▶ _Extracted data entries_:
^^^^^^^^^^^^^^^^

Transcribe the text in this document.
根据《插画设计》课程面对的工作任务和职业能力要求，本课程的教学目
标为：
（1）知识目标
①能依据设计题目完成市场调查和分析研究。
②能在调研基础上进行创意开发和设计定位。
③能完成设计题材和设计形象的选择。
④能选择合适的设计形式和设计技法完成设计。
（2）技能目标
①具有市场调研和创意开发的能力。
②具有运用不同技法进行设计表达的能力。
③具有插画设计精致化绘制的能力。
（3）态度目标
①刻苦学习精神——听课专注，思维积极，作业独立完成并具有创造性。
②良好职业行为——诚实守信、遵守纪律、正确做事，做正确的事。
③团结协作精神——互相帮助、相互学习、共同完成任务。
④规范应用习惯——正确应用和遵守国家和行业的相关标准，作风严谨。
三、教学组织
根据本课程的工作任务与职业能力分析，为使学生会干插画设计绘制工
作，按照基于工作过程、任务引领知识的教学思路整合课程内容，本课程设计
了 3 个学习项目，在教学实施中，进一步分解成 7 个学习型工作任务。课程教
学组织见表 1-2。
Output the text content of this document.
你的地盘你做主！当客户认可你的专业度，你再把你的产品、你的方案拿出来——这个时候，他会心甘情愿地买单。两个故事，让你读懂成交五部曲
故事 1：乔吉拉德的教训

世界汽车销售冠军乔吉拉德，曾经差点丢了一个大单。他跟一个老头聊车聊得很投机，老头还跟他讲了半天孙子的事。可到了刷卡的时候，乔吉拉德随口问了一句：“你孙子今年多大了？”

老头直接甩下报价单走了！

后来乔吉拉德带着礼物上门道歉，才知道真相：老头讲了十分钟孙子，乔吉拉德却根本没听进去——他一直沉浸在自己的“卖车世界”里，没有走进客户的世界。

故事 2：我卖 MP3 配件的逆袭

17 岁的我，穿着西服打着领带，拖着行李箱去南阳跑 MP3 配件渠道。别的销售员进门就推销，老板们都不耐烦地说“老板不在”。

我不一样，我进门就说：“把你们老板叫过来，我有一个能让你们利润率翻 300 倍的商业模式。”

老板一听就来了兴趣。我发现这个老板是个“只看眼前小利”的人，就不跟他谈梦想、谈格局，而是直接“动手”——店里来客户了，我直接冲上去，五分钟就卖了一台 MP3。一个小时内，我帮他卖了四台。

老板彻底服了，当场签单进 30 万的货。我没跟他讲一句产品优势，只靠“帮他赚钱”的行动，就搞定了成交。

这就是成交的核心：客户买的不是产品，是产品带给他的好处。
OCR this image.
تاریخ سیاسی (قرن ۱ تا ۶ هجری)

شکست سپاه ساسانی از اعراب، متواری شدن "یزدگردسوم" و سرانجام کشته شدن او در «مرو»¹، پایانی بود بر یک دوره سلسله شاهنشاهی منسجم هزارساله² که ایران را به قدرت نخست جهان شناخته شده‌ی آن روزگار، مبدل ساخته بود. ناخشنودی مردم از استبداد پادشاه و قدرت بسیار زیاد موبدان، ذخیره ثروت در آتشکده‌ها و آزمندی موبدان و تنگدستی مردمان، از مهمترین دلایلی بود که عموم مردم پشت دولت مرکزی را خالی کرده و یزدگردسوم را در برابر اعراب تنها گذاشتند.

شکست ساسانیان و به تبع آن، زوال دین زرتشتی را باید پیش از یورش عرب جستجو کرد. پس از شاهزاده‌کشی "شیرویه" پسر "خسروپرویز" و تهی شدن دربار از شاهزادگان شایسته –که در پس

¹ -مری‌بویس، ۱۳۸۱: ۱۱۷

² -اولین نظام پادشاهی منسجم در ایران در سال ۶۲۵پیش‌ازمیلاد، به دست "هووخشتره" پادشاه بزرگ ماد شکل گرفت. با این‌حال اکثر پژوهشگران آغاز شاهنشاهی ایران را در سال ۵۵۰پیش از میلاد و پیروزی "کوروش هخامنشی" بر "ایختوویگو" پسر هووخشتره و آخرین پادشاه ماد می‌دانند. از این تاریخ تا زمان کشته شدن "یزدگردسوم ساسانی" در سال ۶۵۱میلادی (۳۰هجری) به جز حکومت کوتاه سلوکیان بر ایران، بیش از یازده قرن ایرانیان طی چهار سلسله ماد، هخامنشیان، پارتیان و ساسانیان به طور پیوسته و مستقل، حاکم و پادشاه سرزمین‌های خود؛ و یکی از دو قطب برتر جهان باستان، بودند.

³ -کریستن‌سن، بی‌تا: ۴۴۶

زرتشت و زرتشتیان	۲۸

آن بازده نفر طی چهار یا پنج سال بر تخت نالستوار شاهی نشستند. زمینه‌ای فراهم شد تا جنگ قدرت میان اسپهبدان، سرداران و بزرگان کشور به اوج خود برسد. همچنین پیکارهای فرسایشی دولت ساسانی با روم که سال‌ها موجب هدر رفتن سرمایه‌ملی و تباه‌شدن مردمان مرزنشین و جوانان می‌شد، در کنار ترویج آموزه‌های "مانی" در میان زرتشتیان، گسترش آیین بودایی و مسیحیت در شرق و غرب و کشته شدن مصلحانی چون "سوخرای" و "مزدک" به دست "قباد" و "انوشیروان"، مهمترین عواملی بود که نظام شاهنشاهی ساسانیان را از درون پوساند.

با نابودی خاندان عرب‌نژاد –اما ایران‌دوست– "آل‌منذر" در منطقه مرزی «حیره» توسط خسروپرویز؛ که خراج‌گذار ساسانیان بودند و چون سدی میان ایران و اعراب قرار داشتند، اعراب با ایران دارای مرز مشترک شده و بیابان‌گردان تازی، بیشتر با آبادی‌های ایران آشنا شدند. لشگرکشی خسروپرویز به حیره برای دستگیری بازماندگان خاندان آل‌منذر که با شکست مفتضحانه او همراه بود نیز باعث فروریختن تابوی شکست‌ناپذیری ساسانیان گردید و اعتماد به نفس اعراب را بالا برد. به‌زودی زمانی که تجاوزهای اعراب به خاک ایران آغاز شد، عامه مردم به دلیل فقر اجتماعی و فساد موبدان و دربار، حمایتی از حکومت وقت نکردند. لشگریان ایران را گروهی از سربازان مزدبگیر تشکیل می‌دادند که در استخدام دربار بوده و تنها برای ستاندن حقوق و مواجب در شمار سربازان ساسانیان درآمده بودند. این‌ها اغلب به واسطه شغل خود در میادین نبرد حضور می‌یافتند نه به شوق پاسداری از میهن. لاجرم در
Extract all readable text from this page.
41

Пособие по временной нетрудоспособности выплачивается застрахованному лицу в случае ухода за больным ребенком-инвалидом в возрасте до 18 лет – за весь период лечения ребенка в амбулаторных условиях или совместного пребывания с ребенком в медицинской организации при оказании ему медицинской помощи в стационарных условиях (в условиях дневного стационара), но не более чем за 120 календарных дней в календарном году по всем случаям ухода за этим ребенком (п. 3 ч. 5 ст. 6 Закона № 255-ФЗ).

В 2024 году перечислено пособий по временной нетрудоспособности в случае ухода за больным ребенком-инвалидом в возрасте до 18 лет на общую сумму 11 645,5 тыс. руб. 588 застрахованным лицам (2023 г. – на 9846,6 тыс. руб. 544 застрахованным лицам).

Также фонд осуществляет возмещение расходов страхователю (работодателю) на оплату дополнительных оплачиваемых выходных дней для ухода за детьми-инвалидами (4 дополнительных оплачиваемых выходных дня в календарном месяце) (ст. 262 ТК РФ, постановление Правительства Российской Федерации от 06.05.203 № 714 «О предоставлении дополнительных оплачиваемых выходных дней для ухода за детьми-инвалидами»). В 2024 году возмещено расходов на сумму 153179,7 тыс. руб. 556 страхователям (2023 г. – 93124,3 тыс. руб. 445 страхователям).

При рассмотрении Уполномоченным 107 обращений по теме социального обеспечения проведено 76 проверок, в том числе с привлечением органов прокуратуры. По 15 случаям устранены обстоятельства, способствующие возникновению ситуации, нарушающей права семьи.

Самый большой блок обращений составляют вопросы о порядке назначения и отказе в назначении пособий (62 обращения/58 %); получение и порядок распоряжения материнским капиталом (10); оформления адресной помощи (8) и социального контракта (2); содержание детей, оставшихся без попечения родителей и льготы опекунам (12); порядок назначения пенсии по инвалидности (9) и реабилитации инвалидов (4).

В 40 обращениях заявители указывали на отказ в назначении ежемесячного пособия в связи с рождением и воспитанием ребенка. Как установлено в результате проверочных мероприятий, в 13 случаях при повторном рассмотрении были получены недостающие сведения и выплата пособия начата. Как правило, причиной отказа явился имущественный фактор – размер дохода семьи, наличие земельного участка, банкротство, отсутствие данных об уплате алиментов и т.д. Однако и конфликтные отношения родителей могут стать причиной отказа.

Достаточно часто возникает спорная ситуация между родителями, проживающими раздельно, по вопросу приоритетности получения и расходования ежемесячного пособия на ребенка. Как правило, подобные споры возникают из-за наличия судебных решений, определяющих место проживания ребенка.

^^^^^^^^^^^^^^^^

▶ _SHORT TASK_: Leave out every line without the string "شاهنشاهی" and copy the rest.

▶ _RESPONSE_:
شکست سپاه ساسانی از اعراب، متواری شدن "یزدگردسوم" و سرانجام کشته شدن او در «مرو»¹، پایانی بود بر یک دوره سلسله شاهنشاهی منسجم هزارساله² که ایران را به قدرت نخست جهان شناخته شده‌ی آن روزگار، مبدل ساخته بود. ناخشنودی مردم از استبداد پادشاه و قدرت بسیار زیاد موبدان، ذخیره ثروت در آتشکده‌ها و آزمندی موبدان و تنگدستی مردمان، از مهمترین دلایلی بود که عموم مردم پشت دولت مرکزی را خالی کرده و یزدگردسوم را در برابر اعراب تنها گذاشتند.
² -اولین نظام پادشاهی منسجم در ایران در سال ۶۲۵پیش‌ازمیلاد، به دست "هووخشتره" پادشاه بزرگ ماد شکل گرفت. با این‌حال اکثر پژوهشگران آغاز شاهنشاهی ایران را در سال ۵۵۰پیش از میلاد و پیروزی "کوروش هخامنشی" بر "ایختوویگو" پسر هووخشتره و آخرین پادشاه ماد می‌دانند. از این تاریخ تا زمان کشته شدن "یزدگردسوم ساسانی" در سال ۶۵۱میلادی (۳۰هجری) به جز حکومت کوتاه سلوکیان بر ایران، بیش از یازده قرن ایرانیان طی چهار سلسله ماد، هخامنشیان، پارتیان و ساسانیان به طور پیوسته و مستقل، حاکم و پادشاه سرزمین‌های خود؛ و یکی از دو قطب برتر جهان باستان، بودند.
آن بازده نفر طی چهار یا پنج سال بر تخت نالستوار شاهی نشستند. زمینه‌ای فراهم شد تا جنگ قدرت میان اسپهبدان، سرداران و بزرگان کشور به اوج خود برسد. همچنین پیکارهای فرسایشی دولت ساسانی با روم که سال‌ها موجب هدر رفتن سرمایه‌ملی و تباه‌شدن مردمان مرزنشین و جوانان می‌شد، در کنار ترویج آموزه‌های "مانی" در میان زرتشتیان، گسترش آیین بودایی و مسیحیت در شرق و غرب و کشته شدن مصلحانی چون "سوخرای" و "مزدک" به دست "قباد" و "انوشیروان"، مهمترین عواملی بود که نظام شاهنشاهی ساسانیان را از درون پوساند.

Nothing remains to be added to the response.